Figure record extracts
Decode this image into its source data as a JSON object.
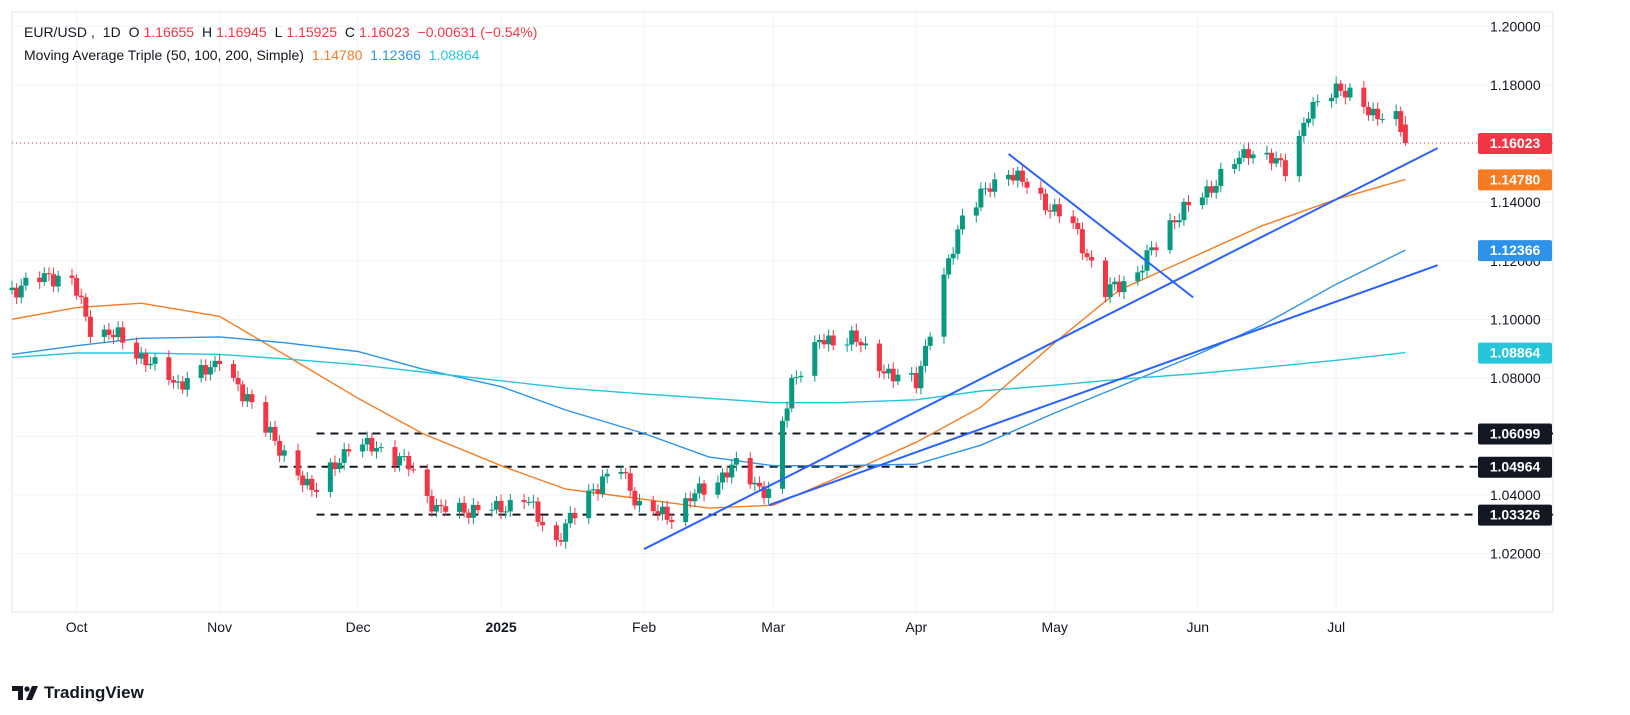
{
  "header": {
    "symbol": "EUR/USD",
    "interval": "1D",
    "open_label": "O",
    "open": "1.16655",
    "high_label": "H",
    "high": "1.16945",
    "low_label": "L",
    "low": "1.15925",
    "close_label": "C",
    "close": "1.16023",
    "change": "−0.00631 (−0.54%)",
    "indicator": "Moving Average Triple (50, 100, 200, Simple)",
    "ma50_value": "1.14780",
    "ma100_value": "1.12366",
    "ma200_value": "1.08864"
  },
  "brand": "TradingView",
  "colors": {
    "up": "#089981",
    "down": "#f23645",
    "ma50": "#f57c22",
    "ma100": "#2e93e8",
    "ma200": "#26c6da",
    "trendline": "#2962ff",
    "grid": "#f0f3fa",
    "axis_text": "#131722"
  },
  "chart_data": {
    "type": "candlestick",
    "symbol": "EUR/USD",
    "interval": "1D",
    "ylim": [
      1.0,
      1.205
    ],
    "xlim": [
      "2024-09-17",
      "2025-08-17"
    ],
    "y_ticks": [
      1.02,
      1.04,
      1.06,
      1.08,
      1.1,
      1.12,
      1.14,
      1.16,
      1.18,
      1.2
    ],
    "y_tick_labels": [
      "1.02000",
      "1.04000",
      "1.06000",
      "1.08000",
      "1.10000",
      "1.12000",
      "1.14000",
      "1.16000",
      "1.18000",
      "1.20000"
    ],
    "x_ticks": [
      {
        "date": "2024-10-01",
        "label": "Oct",
        "bold": false
      },
      {
        "date": "2024-11-01",
        "label": "Nov",
        "bold": false
      },
      {
        "date": "2024-12-01",
        "label": "Dec",
        "bold": false
      },
      {
        "date": "2025-01-01",
        "label": "2025",
        "bold": true
      },
      {
        "date": "2025-02-01",
        "label": "Feb",
        "bold": false
      },
      {
        "date": "2025-03-01",
        "label": "Mar",
        "bold": false
      },
      {
        "date": "2025-04-01",
        "label": "Apr",
        "bold": false
      },
      {
        "date": "2025-05-01",
        "label": "May",
        "bold": false
      },
      {
        "date": "2025-06-01",
        "label": "Jun",
        "bold": false
      },
      {
        "date": "2025-07-01",
        "label": "Jul",
        "bold": false
      }
    ],
    "price_path": [
      [
        "2024-09-17",
        1.11
      ],
      [
        "2024-09-25",
        1.115
      ],
      [
        "2024-09-30",
        1.113
      ],
      [
        "2024-10-04",
        1.097
      ],
      [
        "2024-10-10",
        1.094
      ],
      [
        "2024-10-16",
        1.086
      ],
      [
        "2024-10-23",
        1.078
      ],
      [
        "2024-10-30",
        1.083
      ],
      [
        "2024-11-01",
        1.088
      ],
      [
        "2024-11-06",
        1.073
      ],
      [
        "2024-11-08",
        1.072
      ],
      [
        "2024-11-12",
        1.062
      ],
      [
        "2024-11-14",
        1.054
      ],
      [
        "2024-11-22",
        1.041
      ],
      [
        "2024-11-29",
        1.057
      ],
      [
        "2024-12-06",
        1.056
      ],
      [
        "2024-12-12",
        1.05
      ],
      [
        "2024-12-18",
        1.035
      ],
      [
        "2024-12-31",
        1.035
      ],
      [
        "2025-01-06",
        1.039
      ],
      [
        "2025-01-13",
        1.024
      ],
      [
        "2025-01-20",
        1.041
      ],
      [
        "2025-01-27",
        1.049
      ],
      [
        "2025-01-31",
        1.036
      ],
      [
        "2025-02-03",
        1.034
      ],
      [
        "2025-02-07",
        1.033
      ],
      [
        "2025-02-12",
        1.04
      ],
      [
        "2025-02-21",
        1.05
      ],
      [
        "2025-02-28",
        1.04
      ],
      [
        "2025-03-05",
        1.079
      ],
      [
        "2025-03-11",
        1.092
      ],
      [
        "2025-03-18",
        1.094
      ],
      [
        "2025-03-27",
        1.08
      ],
      [
        "2025-04-01",
        1.079
      ],
      [
        "2025-04-04",
        1.096
      ],
      [
        "2025-04-11",
        1.136
      ],
      [
        "2025-04-21",
        1.151
      ],
      [
        "2025-04-28",
        1.141
      ],
      [
        "2025-05-05",
        1.132
      ],
      [
        "2025-05-12",
        1.109
      ],
      [
        "2025-05-19",
        1.116
      ],
      [
        "2025-05-26",
        1.133
      ],
      [
        "2025-06-03",
        1.144
      ],
      [
        "2025-06-12",
        1.158
      ],
      [
        "2025-06-20",
        1.152
      ],
      [
        "2025-06-25",
        1.17
      ],
      [
        "2025-07-01",
        1.18
      ],
      [
        "2025-07-07",
        1.172
      ],
      [
        "2025-07-14",
        1.168
      ],
      [
        "2025-07-16",
        1.16023
      ]
    ],
    "series": [
      {
        "name": "SMA 50",
        "color": "#f57c22",
        "last_value": 1.1478,
        "points": [
          [
            "2024-09-17",
            1.1
          ],
          [
            "2024-10-01",
            1.104
          ],
          [
            "2024-10-15",
            1.1055
          ],
          [
            "2024-11-01",
            1.101
          ],
          [
            "2024-11-15",
            1.088
          ],
          [
            "2024-12-01",
            1.073
          ],
          [
            "2024-12-15",
            1.061
          ],
          [
            "2025-01-01",
            1.05
          ],
          [
            "2025-01-15",
            1.042
          ],
          [
            "2025-02-01",
            1.0385
          ],
          [
            "2025-02-15",
            1.0355
          ],
          [
            "2025-03-01",
            1.0365
          ],
          [
            "2025-03-15",
            1.046
          ],
          [
            "2025-04-01",
            1.058
          ],
          [
            "2025-04-15",
            1.07
          ],
          [
            "2025-05-01",
            1.092
          ],
          [
            "2025-05-15",
            1.11
          ],
          [
            "2025-06-01",
            1.122
          ],
          [
            "2025-06-15",
            1.132
          ],
          [
            "2025-07-01",
            1.141
          ],
          [
            "2025-07-16",
            1.1478
          ]
        ]
      },
      {
        "name": "SMA 100",
        "color": "#2e93e8",
        "last_value": 1.12366,
        "points": [
          [
            "2024-09-17",
            1.088
          ],
          [
            "2024-10-01",
            1.091
          ],
          [
            "2024-10-15",
            1.0935
          ],
          [
            "2024-11-01",
            1.094
          ],
          [
            "2024-11-15",
            1.092
          ],
          [
            "2024-12-01",
            1.089
          ],
          [
            "2024-12-15",
            1.083
          ],
          [
            "2025-01-01",
            1.077
          ],
          [
            "2025-01-15",
            1.069
          ],
          [
            "2025-02-01",
            1.061
          ],
          [
            "2025-02-15",
            1.053
          ],
          [
            "2025-03-01",
            1.05
          ],
          [
            "2025-03-15",
            1.05
          ],
          [
            "2025-04-01",
            1.0505
          ],
          [
            "2025-04-15",
            1.057
          ],
          [
            "2025-05-01",
            1.068
          ],
          [
            "2025-05-15",
            1.077
          ],
          [
            "2025-06-01",
            1.088
          ],
          [
            "2025-06-15",
            1.098
          ],
          [
            "2025-07-01",
            1.112
          ],
          [
            "2025-07-16",
            1.12366
          ]
        ]
      },
      {
        "name": "SMA 200",
        "color": "#26c6da",
        "last_value": 1.08864,
        "points": [
          [
            "2024-09-17",
            1.087
          ],
          [
            "2024-10-01",
            1.0885
          ],
          [
            "2024-10-15",
            1.0885
          ],
          [
            "2024-11-01",
            1.088
          ],
          [
            "2024-11-15",
            1.0865
          ],
          [
            "2024-12-01",
            1.0845
          ],
          [
            "2024-12-15",
            1.082
          ],
          [
            "2025-01-01",
            1.079
          ],
          [
            "2025-01-15",
            1.0765
          ],
          [
            "2025-02-01",
            1.0745
          ],
          [
            "2025-02-15",
            1.073
          ],
          [
            "2025-03-01",
            1.0715
          ],
          [
            "2025-03-15",
            1.0715
          ],
          [
            "2025-04-01",
            1.0725
          ],
          [
            "2025-04-15",
            1.0755
          ],
          [
            "2025-05-01",
            1.0775
          ],
          [
            "2025-05-15",
            1.0795
          ],
          [
            "2025-06-01",
            1.0815
          ],
          [
            "2025-06-15",
            1.0835
          ],
          [
            "2025-07-01",
            1.086
          ],
          [
            "2025-07-16",
            1.08864
          ]
        ]
      }
    ],
    "horizontal_levels": [
      {
        "value": 1.06099,
        "label": "1.06099",
        "start": "2024-11-22"
      },
      {
        "value": 1.04964,
        "label": "1.04964",
        "start": "2024-11-14"
      },
      {
        "value": 1.03326,
        "label": "1.03326",
        "start": "2024-11-22"
      }
    ],
    "last_price_line": {
      "value": 1.16023,
      "label": "1.16023"
    },
    "trendlines": [
      {
        "from": [
          "2025-02-01",
          1.0215
        ],
        "to": [
          "2025-07-23",
          1.1585
        ]
      },
      {
        "from": [
          "2025-02-28",
          1.0365
        ],
        "to": [
          "2025-07-23",
          1.1185
        ]
      },
      {
        "from": [
          "2025-04-21",
          1.1565
        ],
        "to": [
          "2025-05-31",
          1.1075
        ]
      }
    ],
    "price_labels": [
      {
        "value": 1.16023,
        "label": "1.16023",
        "color": "#f23645"
      },
      {
        "value": 1.1478,
        "label": "1.14780",
        "color": "#f57c22"
      },
      {
        "value": 1.12366,
        "label": "1.12366",
        "color": "#2e93e8"
      },
      {
        "value": 1.08864,
        "label": "1.08864",
        "color": "#26c6da"
      },
      {
        "value": 1.06099,
        "label": "1.06099",
        "color": "#131722"
      },
      {
        "value": 1.04964,
        "label": "1.04964",
        "color": "#131722"
      },
      {
        "value": 1.03326,
        "label": "1.03326",
        "color": "#131722"
      }
    ]
  }
}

Exercise requirements:
Scan the material above. Return every line containing the string "date".

Output of the task:
        "date": "2024-10-01",
        "date": "2024-11-01",
        "date": "2024-12-01",
        "date": "2025-01-01",
        "date": "2025-02-01",
        "date": "2025-03-01",
        "date": "2025-04-01",
        "date": "2025-05-01",
        "date": "2025-06-01",
        "date": "2025-07-01",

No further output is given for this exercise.